TASK TO CARRY OUT: Each line containing the word "Aktivitäten" must be collected.

— START —

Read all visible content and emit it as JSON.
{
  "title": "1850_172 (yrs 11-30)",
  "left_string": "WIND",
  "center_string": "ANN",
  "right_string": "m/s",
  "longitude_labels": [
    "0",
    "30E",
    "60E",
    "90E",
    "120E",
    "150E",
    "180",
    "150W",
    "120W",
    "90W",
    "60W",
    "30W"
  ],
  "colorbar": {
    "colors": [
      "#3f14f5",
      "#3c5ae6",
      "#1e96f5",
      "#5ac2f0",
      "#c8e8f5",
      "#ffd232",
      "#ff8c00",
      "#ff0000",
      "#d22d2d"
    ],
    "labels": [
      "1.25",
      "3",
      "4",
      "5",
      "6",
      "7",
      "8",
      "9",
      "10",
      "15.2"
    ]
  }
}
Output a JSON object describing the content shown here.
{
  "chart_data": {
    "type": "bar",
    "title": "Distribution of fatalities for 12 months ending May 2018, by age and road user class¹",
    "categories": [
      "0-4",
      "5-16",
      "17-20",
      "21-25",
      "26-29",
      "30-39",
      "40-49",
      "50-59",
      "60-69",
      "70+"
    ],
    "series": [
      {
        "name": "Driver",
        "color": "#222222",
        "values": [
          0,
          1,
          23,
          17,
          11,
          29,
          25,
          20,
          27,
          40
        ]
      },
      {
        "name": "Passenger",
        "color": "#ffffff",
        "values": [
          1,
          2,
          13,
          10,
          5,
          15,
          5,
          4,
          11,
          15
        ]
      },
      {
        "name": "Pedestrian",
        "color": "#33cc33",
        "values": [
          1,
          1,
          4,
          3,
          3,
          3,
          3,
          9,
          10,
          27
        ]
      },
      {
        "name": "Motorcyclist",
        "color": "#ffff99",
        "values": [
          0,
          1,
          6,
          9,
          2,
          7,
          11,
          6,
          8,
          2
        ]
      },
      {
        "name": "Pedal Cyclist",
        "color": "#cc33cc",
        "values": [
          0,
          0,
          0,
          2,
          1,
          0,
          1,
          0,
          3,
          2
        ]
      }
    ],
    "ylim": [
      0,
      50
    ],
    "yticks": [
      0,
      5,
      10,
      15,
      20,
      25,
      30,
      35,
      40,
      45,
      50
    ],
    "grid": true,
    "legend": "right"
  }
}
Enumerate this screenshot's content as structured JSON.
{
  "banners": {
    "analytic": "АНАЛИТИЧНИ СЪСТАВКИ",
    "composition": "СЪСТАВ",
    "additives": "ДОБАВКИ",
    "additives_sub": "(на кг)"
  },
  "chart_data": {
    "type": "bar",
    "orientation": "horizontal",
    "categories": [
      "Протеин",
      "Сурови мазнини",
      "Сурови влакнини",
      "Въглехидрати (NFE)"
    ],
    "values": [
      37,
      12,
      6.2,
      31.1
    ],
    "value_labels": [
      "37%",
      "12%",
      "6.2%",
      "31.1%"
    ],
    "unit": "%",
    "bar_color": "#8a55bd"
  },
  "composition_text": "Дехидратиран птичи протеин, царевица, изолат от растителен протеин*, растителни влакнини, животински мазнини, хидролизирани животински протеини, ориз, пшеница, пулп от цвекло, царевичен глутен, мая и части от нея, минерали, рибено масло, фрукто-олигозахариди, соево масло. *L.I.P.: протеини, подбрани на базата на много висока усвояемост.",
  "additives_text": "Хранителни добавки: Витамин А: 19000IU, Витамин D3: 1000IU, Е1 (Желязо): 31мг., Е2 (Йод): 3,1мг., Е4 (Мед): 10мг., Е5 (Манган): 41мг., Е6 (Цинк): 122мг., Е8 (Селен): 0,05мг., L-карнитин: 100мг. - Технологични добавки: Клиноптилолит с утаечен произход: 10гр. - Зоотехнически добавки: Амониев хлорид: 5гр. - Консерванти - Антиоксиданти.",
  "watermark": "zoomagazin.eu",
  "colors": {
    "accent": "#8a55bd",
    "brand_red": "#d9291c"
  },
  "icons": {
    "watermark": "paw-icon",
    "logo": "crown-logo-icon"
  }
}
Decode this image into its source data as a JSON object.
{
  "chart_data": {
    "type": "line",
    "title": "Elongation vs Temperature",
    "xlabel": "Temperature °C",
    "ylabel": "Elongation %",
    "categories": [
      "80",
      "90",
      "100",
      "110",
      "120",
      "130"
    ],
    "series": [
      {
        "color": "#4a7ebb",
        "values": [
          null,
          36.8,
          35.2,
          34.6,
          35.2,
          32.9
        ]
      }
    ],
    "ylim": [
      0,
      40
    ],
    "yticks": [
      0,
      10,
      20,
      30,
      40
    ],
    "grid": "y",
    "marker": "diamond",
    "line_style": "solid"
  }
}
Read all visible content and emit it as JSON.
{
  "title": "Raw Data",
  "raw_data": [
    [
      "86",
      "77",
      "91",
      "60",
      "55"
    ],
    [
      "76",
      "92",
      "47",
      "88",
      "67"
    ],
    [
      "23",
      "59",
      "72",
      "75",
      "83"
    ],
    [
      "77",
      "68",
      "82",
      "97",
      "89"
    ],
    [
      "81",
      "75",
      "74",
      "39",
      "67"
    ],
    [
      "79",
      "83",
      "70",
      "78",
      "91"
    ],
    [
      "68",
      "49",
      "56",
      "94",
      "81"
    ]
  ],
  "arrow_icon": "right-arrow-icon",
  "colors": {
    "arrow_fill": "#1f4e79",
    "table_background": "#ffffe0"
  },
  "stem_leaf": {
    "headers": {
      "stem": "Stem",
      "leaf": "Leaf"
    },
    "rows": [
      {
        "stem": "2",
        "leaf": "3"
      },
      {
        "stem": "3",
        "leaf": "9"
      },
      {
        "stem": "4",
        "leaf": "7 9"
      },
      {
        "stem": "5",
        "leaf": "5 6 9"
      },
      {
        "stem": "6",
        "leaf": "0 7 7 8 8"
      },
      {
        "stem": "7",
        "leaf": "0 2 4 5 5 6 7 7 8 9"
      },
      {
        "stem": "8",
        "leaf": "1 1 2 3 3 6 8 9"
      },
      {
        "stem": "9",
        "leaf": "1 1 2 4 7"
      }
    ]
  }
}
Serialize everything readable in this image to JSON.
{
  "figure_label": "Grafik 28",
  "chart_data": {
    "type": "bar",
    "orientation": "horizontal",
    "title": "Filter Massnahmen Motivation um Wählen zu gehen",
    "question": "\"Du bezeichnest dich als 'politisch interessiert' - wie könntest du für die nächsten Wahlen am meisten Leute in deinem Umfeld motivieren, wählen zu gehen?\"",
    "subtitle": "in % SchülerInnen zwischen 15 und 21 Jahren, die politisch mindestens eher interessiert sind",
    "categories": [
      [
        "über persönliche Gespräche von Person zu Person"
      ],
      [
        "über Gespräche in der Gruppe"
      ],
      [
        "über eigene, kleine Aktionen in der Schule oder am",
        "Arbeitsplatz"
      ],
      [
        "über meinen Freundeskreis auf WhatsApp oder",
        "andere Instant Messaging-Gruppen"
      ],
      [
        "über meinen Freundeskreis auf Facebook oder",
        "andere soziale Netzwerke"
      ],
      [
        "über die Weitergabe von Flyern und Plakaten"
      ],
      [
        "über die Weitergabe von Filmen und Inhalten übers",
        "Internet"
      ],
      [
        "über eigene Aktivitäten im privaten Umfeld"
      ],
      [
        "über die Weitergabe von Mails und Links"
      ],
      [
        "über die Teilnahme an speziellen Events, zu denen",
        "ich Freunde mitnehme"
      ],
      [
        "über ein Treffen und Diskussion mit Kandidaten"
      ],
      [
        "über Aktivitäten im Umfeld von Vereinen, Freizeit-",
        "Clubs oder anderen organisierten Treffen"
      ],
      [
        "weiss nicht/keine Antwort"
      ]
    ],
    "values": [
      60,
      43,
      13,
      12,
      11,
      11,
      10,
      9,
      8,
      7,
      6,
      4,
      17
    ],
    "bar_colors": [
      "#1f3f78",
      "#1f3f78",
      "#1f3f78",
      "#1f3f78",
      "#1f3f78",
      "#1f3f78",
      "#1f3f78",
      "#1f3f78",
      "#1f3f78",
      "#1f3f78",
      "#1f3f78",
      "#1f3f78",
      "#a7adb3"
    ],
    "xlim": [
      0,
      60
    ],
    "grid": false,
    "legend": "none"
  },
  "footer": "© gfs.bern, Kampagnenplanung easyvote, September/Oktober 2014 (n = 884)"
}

— END —

RIGHT ANSWER:
        "über eigene Aktivitäten im privaten Umfeld"
        "über Aktivitäten im Umfeld von Vereinen, Freizeit-",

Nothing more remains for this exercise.